The request
Scan the material that follows. Copy every line containing the word "plain".
######
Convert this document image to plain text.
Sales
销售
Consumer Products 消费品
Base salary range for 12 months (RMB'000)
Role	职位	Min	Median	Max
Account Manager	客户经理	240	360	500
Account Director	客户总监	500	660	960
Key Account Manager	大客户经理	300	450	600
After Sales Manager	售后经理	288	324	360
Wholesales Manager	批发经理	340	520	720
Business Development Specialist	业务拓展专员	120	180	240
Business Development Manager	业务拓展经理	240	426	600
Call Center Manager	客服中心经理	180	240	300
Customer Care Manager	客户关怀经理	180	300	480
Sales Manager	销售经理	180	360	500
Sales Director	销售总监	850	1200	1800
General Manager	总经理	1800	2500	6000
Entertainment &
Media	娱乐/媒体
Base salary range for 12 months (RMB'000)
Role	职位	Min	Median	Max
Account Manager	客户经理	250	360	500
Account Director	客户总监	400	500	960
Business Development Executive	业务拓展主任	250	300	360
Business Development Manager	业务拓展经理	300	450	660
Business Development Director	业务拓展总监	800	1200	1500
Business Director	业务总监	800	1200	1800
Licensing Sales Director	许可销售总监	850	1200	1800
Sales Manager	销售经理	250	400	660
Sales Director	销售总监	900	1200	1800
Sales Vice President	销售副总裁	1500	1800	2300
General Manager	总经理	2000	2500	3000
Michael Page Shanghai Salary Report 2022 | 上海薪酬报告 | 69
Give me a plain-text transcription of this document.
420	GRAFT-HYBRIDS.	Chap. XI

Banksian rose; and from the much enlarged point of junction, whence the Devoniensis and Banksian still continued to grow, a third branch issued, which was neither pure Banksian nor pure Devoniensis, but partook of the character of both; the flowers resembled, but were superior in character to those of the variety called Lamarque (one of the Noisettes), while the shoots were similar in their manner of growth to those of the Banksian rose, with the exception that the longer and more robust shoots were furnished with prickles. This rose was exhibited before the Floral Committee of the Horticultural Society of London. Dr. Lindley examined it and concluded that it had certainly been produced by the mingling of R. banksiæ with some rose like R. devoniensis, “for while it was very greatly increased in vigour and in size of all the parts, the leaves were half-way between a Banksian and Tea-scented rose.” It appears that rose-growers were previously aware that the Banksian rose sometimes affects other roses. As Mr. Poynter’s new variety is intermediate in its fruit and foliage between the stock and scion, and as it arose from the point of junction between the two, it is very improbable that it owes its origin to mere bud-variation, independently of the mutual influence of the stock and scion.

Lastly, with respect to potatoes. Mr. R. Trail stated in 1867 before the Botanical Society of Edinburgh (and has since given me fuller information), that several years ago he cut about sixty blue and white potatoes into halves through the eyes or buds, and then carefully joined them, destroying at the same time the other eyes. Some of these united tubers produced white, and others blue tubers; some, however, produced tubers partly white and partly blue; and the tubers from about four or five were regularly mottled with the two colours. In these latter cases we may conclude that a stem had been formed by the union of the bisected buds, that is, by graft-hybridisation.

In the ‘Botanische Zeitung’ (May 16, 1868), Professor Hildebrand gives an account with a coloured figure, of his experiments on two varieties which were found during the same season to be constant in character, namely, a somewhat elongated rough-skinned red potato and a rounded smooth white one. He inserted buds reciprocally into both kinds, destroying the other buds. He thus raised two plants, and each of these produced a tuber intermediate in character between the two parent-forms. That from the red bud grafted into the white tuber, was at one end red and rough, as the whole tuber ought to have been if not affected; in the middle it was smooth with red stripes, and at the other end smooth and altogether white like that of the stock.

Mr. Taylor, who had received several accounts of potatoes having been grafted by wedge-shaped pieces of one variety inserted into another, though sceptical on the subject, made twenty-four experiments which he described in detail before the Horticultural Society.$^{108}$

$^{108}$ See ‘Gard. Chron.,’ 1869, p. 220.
######
The reply
Convert this document image to plain text.
Give me a plain-text transcription of this document.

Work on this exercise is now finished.